▸ **TASK INPUT**
┏━━

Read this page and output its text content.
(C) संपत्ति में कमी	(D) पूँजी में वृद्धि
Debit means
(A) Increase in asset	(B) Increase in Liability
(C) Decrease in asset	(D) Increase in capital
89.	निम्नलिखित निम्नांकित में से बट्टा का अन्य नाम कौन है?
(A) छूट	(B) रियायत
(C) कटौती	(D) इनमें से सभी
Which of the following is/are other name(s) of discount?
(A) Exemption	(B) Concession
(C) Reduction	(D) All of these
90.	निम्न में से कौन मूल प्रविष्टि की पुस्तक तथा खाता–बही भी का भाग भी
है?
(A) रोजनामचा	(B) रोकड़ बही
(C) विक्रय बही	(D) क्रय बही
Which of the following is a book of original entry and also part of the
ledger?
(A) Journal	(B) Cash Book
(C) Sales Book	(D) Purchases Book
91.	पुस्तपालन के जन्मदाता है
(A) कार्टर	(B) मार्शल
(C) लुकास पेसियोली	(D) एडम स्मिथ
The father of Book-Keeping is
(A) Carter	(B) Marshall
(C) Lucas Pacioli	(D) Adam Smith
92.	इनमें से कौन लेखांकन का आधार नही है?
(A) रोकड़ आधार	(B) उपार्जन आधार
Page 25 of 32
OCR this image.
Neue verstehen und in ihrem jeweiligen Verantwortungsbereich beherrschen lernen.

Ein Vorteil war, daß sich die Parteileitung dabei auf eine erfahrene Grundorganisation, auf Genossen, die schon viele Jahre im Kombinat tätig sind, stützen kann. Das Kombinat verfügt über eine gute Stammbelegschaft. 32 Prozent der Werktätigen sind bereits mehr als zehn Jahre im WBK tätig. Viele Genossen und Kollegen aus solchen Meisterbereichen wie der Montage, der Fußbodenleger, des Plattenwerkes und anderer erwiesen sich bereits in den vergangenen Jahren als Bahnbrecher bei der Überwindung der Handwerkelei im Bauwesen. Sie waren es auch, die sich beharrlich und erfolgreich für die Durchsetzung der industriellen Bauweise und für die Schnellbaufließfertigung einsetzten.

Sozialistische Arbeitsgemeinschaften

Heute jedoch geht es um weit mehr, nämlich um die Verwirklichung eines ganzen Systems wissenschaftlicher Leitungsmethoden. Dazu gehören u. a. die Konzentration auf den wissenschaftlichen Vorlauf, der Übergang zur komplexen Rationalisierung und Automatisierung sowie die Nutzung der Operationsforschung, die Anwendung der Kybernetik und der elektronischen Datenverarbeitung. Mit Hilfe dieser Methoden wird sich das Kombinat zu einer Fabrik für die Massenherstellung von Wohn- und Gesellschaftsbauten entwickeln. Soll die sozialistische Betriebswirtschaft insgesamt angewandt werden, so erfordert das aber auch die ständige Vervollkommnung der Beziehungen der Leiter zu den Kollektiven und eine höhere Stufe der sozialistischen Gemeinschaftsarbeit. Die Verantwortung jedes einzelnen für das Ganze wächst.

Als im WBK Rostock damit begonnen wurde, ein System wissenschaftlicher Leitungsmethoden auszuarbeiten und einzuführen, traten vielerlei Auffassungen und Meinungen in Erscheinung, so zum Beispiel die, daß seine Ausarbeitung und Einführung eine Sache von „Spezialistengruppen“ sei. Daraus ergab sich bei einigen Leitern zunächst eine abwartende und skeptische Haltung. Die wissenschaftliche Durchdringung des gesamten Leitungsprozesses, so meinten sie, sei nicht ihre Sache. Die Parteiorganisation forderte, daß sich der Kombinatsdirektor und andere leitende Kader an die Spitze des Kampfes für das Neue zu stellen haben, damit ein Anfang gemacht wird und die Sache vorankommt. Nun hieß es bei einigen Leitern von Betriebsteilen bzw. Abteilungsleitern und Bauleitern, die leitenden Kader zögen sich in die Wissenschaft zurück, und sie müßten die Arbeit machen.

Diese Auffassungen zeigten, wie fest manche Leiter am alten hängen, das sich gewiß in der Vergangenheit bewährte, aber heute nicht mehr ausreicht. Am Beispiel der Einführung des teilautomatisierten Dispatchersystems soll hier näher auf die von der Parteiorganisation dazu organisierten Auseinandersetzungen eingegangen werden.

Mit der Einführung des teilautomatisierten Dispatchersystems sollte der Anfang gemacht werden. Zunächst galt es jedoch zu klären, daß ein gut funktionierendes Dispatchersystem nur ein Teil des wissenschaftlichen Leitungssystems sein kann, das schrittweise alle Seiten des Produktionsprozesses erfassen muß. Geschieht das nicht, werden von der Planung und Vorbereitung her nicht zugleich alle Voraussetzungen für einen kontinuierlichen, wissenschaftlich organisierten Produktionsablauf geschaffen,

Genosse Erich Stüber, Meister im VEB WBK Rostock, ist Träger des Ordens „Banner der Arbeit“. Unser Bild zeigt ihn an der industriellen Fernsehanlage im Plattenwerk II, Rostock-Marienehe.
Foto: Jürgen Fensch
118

┗━━

▸ **WRITTEN TASK**
All of the data needs to be reproduced exactly, with no line missing.

▸ **ANSWER IN FULL**
Read this page and output its text content.
(C) संपत्ति में कमी	(D) पूँजी में वृद्धि
Debit means
(A) Increase in asset	(B) Increase in Liability
(C) Decrease in asset	(D) Increase in capital
89.	निम्नलिखित निम्नांकित में से बट्टा का अन्य नाम कौन है?
(A) छूट	(B) रियायत
(C) कटौती	(D) इनमें से सभी
Which of the following is/are other name(s) of discount?
(A) Exemption	(B) Concession
(C) Reduction	(D) All of these
90.	निम्न में से कौन मूल प्रविष्टि की पुस्तक तथा खाता–बही भी का भाग भी
है?
(A) रोजनामचा	(B) रोकड़ बही
(C) विक्रय बही	(D) क्रय बही
Which of the following is a book of original entry and also part of the
ledger?
(A) Journal	(B) Cash Book
(C) Sales Book	(D) Purchases Book
91.	पुस्तपालन के जन्मदाता है
(A) कार्टर	(B) मार्शल
(C) लुकास पेसियोली	(D) एडम स्मिथ
The father of Book-Keeping is
(A) Carter	(B) Marshall
(C) Lucas Pacioli	(D) Adam Smith
92.	इनमें से कौन लेखांकन का आधार नही है?
(A) रोकड़ आधार	(B) उपार्जन आधार
Page 25 of 32
OCR this image.
Neue verstehen und in ihrem jeweiligen Verantwortungsbereich beherrschen lernen.

Ein Vorteil war, daß sich die Parteileitung dabei auf eine erfahrene Grundorganisation, auf Genossen, die schon viele Jahre im Kombinat tätig sind, stützen kann. Das Kombinat verfügt über eine gute Stammbelegschaft. 32 Prozent der Werktätigen sind bereits mehr als zehn Jahre im WBK tätig. Viele Genossen und Kollegen aus solchen Meisterbereichen wie der Montage, der Fußbodenleger, des Plattenwerkes und anderer erwiesen sich bereits in den vergangenen Jahren als Bahnbrecher bei der Überwindung der Handwerkelei im Bauwesen. Sie waren es auch, die sich beharrlich und erfolgreich für die Durchsetzung der industriellen Bauweise und für die Schnellbaufließfertigung einsetzten.

Sozialistische Arbeitsgemeinschaften

Heute jedoch geht es um weit mehr, nämlich um die Verwirklichung eines ganzen Systems wissenschaftlicher Leitungsmethoden. Dazu gehören u. a. die Konzentration auf den wissenschaftlichen Vorlauf, der Übergang zur komplexen Rationalisierung und Automatisierung sowie die Nutzung der Operationsforschung, die Anwendung der Kybernetik und der elektronischen Datenverarbeitung. Mit Hilfe dieser Methoden wird sich das Kombinat zu einer Fabrik für die Massenherstellung von Wohn- und Gesellschaftsbauten entwickeln. Soll die sozialistische Betriebswirtschaft insgesamt angewandt werden, so erfordert das aber auch die ständige Vervollkommnung der Beziehungen der Leiter zu den Kollektiven und eine höhere Stufe der sozialistischen Gemeinschaftsarbeit. Die Verantwortung jedes einzelnen für das Ganze wächst.

Als im WBK Rostock damit begonnen wurde, ein System wissenschaftlicher Leitungsmethoden auszuarbeiten und einzuführen, traten vielerlei Auffassungen und Meinungen in Erscheinung, so zum Beispiel die, daß seine Ausarbeitung und Einführung eine Sache von „Spezialistengruppen“ sei. Daraus ergab sich bei einigen Leitern zunächst eine abwartende und skeptische Haltung. Die wissenschaftliche Durchdringung des gesamten Leitungsprozesses, so meinten sie, sei nicht ihre Sache. Die Parteiorganisation forderte, daß sich der Kombinatsdirektor und andere leitende Kader an die Spitze des Kampfes für das Neue zu stellen haben, damit ein Anfang gemacht wird und die Sache vorankommt. Nun hieß es bei einigen Leitern von Betriebsteilen bzw. Abteilungsleitern und Bauleitern, die leitenden Kader zögen sich in die Wissenschaft zurück, und sie müßten die Arbeit machen.

Diese Auffassungen zeigten, wie fest manche Leiter am alten hängen, das sich gewiß in der Vergangenheit bewährte, aber heute nicht mehr ausreicht. Am Beispiel der Einführung des teilautomatisierten Dispatchersystems soll hier näher auf die von der Parteiorganisation dazu organisierten Auseinandersetzungen eingegangen werden.

Mit der Einführung des teilautomatisierten Dispatchersystems sollte der Anfang gemacht werden. Zunächst galt es jedoch zu klären, daß ein gut funktionierendes Dispatchersystem nur ein Teil des wissenschaftlichen Leitungssystems sein kann, das schrittweise alle Seiten des Produktionsprozesses erfassen muß. Geschieht das nicht, werden von der Planung und Vorbereitung her nicht zugleich alle Voraussetzungen für einen kontinuierlichen, wissenschaftlich organisierten Produktionsablauf geschaffen,

Genosse Erich Stüber, Meister im VEB WBK Rostock, ist Träger des Ordens „Banner der Arbeit“. Unser Bild zeigt ihn an der industriellen Fernsehanlage im Plattenwerk II, Rostock-Marienehe.
Foto: Jürgen Fensch
118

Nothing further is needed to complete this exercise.